:: INPUT MATERIAL

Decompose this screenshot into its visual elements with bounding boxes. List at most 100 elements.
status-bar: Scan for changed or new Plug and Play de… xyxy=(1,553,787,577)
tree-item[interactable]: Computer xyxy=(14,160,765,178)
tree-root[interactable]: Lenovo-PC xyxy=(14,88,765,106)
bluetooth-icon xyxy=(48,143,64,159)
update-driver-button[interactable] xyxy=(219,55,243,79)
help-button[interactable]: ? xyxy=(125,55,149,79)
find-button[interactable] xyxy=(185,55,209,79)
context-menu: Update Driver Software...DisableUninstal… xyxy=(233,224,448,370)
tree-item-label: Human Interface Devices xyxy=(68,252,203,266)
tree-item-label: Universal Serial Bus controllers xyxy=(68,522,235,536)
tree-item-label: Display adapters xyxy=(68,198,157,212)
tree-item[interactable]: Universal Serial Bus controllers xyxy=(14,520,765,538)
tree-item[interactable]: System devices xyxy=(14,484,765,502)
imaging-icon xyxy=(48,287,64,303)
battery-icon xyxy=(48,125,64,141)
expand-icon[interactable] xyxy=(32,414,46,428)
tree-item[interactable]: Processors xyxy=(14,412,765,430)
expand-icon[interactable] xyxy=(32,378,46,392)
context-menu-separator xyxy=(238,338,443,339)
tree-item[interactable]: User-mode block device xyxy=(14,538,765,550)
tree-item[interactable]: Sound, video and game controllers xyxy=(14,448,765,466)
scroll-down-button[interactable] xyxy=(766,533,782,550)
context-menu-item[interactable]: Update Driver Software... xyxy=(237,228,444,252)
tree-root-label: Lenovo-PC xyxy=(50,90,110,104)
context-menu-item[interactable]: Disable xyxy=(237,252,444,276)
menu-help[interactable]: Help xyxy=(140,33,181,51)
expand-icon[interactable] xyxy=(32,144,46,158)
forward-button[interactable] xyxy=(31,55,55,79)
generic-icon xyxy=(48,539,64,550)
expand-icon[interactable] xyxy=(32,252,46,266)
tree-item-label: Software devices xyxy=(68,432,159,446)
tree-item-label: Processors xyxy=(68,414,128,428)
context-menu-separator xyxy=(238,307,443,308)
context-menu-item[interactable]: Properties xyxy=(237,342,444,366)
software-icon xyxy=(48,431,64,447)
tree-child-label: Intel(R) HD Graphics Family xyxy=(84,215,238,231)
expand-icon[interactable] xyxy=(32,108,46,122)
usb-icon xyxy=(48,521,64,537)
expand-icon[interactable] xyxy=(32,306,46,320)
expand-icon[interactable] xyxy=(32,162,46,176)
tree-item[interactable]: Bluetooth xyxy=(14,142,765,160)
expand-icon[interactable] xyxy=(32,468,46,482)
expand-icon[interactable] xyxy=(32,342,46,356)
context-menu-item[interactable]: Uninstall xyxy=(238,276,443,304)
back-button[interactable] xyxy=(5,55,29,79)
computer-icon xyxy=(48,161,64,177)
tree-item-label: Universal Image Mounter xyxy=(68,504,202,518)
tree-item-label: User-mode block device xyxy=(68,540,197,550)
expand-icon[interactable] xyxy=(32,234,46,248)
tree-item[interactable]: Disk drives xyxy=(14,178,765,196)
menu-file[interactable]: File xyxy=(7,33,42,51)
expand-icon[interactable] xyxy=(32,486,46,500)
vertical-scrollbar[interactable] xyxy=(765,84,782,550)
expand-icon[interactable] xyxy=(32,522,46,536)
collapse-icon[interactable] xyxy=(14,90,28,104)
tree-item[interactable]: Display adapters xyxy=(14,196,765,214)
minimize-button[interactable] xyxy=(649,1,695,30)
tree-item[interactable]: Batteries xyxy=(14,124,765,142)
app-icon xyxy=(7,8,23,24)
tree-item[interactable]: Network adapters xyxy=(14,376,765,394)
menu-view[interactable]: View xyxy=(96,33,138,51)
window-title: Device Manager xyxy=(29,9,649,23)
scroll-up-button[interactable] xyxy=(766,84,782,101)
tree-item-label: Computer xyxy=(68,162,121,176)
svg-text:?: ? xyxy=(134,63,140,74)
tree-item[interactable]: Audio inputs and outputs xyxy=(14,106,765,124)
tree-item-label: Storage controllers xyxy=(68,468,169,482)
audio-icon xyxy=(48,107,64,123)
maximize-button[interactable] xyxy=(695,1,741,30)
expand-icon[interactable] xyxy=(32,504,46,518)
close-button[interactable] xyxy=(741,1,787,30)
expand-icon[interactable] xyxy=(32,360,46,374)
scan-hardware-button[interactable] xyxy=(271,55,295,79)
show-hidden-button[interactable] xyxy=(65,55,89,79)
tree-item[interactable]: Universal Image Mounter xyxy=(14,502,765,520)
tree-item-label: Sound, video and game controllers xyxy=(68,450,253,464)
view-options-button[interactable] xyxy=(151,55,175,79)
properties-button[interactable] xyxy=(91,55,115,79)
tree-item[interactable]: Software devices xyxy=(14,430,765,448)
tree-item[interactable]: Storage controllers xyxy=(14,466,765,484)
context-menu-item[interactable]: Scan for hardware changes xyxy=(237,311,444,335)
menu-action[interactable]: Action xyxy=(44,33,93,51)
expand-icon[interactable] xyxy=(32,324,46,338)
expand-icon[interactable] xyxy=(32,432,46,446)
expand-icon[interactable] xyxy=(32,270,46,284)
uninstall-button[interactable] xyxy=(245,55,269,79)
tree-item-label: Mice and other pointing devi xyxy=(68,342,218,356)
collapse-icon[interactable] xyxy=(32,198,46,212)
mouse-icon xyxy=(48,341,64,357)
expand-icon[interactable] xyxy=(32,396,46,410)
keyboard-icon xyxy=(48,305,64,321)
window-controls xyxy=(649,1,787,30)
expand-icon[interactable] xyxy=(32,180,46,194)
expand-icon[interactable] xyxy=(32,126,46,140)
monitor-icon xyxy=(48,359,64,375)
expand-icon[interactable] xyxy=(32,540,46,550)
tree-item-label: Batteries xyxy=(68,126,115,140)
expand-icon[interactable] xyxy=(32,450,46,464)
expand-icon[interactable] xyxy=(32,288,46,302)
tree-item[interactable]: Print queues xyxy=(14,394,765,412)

::::

**CHALLENGE**. Write out the lines again, putting "toggle-icon" wherever "expand-icon" appears and leaving everything else as it is.

**EXERCISE OUTPUT**.
Decompose this screenshot into its visual elements with bounding boxes. List at most 100 elements.
status-bar: Scan for changed or new Plug and Play de… xyxy=(1,553,787,577)
tree-item[interactable]: Computer xyxy=(14,160,765,178)
tree-root[interactable]: Lenovo-PC xyxy=(14,88,765,106)
bluetooth-icon xyxy=(48,143,64,159)
update-driver-button[interactable] xyxy=(219,55,243,79)
help-button[interactable]: ? xyxy=(125,55,149,79)
find-button[interactable] xyxy=(185,55,209,79)
context-menu: Update Driver Software...DisableUninstal… xyxy=(233,224,448,370)
tree-item-label: Human Interface Devices xyxy=(68,252,203,266)
tree-item-label: Universal Serial Bus controllers xyxy=(68,522,235,536)
tree-item-label: Display adapters xyxy=(68,198,157,212)
tree-item[interactable]: Universal Serial Bus controllers xyxy=(14,520,765,538)
tree-item[interactable]: System devices xyxy=(14,484,765,502)
imaging-icon xyxy=(48,287,64,303)
battery-icon xyxy=(48,125,64,141)
toggle-icon[interactable] xyxy=(32,414,46,428)
tree-item[interactable]: Processors xyxy=(14,412,765,430)
toggle-icon[interactable] xyxy=(32,378,46,392)
context-menu-separator xyxy=(238,338,443,339)
tree-item[interactable]: User-mode block device xyxy=(14,538,765,550)
tree-item[interactable]: Sound, video and game controllers xyxy=(14,448,765,466)
scroll-down-button[interactable] xyxy=(766,533,782,550)
context-menu-item[interactable]: Update Driver Software... xyxy=(237,228,444,252)
tree-root-label: Lenovo-PC xyxy=(50,90,110,104)
context-menu-item[interactable]: Disable xyxy=(237,252,444,276)
menu-help[interactable]: Help xyxy=(140,33,181,51)
toggle-icon[interactable] xyxy=(32,144,46,158)
forward-button[interactable] xyxy=(31,55,55,79)
generic-icon xyxy=(48,539,64,550)
toggle-icon[interactable] xyxy=(32,252,46,266)
tree-item-label: Software devices xyxy=(68,432,159,446)
tree-item-label: Processors xyxy=(68,414,128,428)
context-menu-separator xyxy=(238,307,443,308)
context-menu-item[interactable]: Properties xyxy=(237,342,444,366)
software-icon xyxy=(48,431,64,447)
tree-child-label: Intel(R) HD Graphics Family xyxy=(84,215,238,231)
toggle-icon[interactable] xyxy=(32,108,46,122)
usb-icon xyxy=(48,521,64,537)
toggle-icon[interactable] xyxy=(32,306,46,320)
toggle-icon[interactable] xyxy=(32,162,46,176)
tree-item[interactable]: Bluetooth xyxy=(14,142,765,160)
toggle-icon[interactable] xyxy=(32,468,46,482)
toggle-icon[interactable] xyxy=(32,342,46,356)
context-menu-item[interactable]: Uninstall xyxy=(238,276,443,304)
back-button[interactable] xyxy=(5,55,29,79)
computer-icon xyxy=(48,161,64,177)
tree-item-label: Universal Image Mounter xyxy=(68,504,202,518)
tree-item-label: User-mode block device xyxy=(68,540,197,550)
toggle-icon[interactable] xyxy=(32,234,46,248)
tree-item[interactable]: Disk drives xyxy=(14,178,765,196)
menu-file[interactable]: File xyxy=(7,33,42,51)
toggle-icon[interactable] xyxy=(32,486,46,500)
vertical-scrollbar[interactable] xyxy=(765,84,782,550)
toggle-icon[interactable] xyxy=(32,522,46,536)
collapse-icon[interactable] xyxy=(14,90,28,104)
tree-item[interactable]: Display adapters xyxy=(14,196,765,214)
minimize-button[interactable] xyxy=(649,1,695,30)
tree-item[interactable]: Batteries xyxy=(14,124,765,142)
app-icon xyxy=(7,8,23,24)
tree-item[interactable]: Network adapters xyxy=(14,376,765,394)
menu-view[interactable]: View xyxy=(96,33,138,51)
window-title: Device Manager xyxy=(29,9,649,23)
scroll-up-button[interactable] xyxy=(766,84,782,101)
tree-item-label: Computer xyxy=(68,162,121,176)
svg-text:?: ? xyxy=(134,63,140,74)
tree-item[interactable]: Audio inputs and outputs xyxy=(14,106,765,124)
tree-item-label: Storage controllers xyxy=(68,468,169,482)
audio-icon xyxy=(48,107,64,123)
maximize-button[interactable] xyxy=(695,1,741,30)
toggle-icon[interactable] xyxy=(32,504,46,518)
close-button[interactable] xyxy=(741,1,787,30)
toggle-icon[interactable] xyxy=(32,360,46,374)
scan-hardware-button[interactable] xyxy=(271,55,295,79)
show-hidden-button[interactable] xyxy=(65,55,89,79)
tree-item[interactable]: Universal Image Mounter xyxy=(14,502,765,520)
tree-item-label: Sound, video and game controllers xyxy=(68,450,253,464)
view-options-button[interactable] xyxy=(151,55,175,79)
properties-button[interactable] xyxy=(91,55,115,79)
tree-item[interactable]: Software devices xyxy=(14,430,765,448)
tree-item[interactable]: Storage controllers xyxy=(14,466,765,484)
context-menu-item[interactable]: Scan for hardware changes xyxy=(237,311,444,335)
menu-action[interactable]: Action xyxy=(44,33,93,51)
toggle-icon[interactable] xyxy=(32,324,46,338)
toggle-icon[interactable] xyxy=(32,432,46,446)
toggle-icon[interactable] xyxy=(32,270,46,284)
uninstall-button[interactable] xyxy=(245,55,269,79)
tree-item-label: Mice and other pointing devi xyxy=(68,342,218,356)
collapse-icon[interactable] xyxy=(32,198,46,212)
mouse-icon xyxy=(48,341,64,357)
toggle-icon[interactable] xyxy=(32,396,46,410)
keyboard-icon xyxy=(48,305,64,321)
window-controls xyxy=(649,1,787,30)
toggle-icon[interactable] xyxy=(32,180,46,194)
toggle-icon[interactable] xyxy=(32,126,46,140)
monitor-icon xyxy=(48,359,64,375)
toggle-icon[interactable] xyxy=(32,540,46,550)
tree-item-label: Batteries xyxy=(68,126,115,140)
toggle-icon[interactable] xyxy=(32,450,46,464)
toggle-icon[interactable] xyxy=(32,288,46,302)
tree-item[interactable]: Print queues xyxy=(14,394,765,412)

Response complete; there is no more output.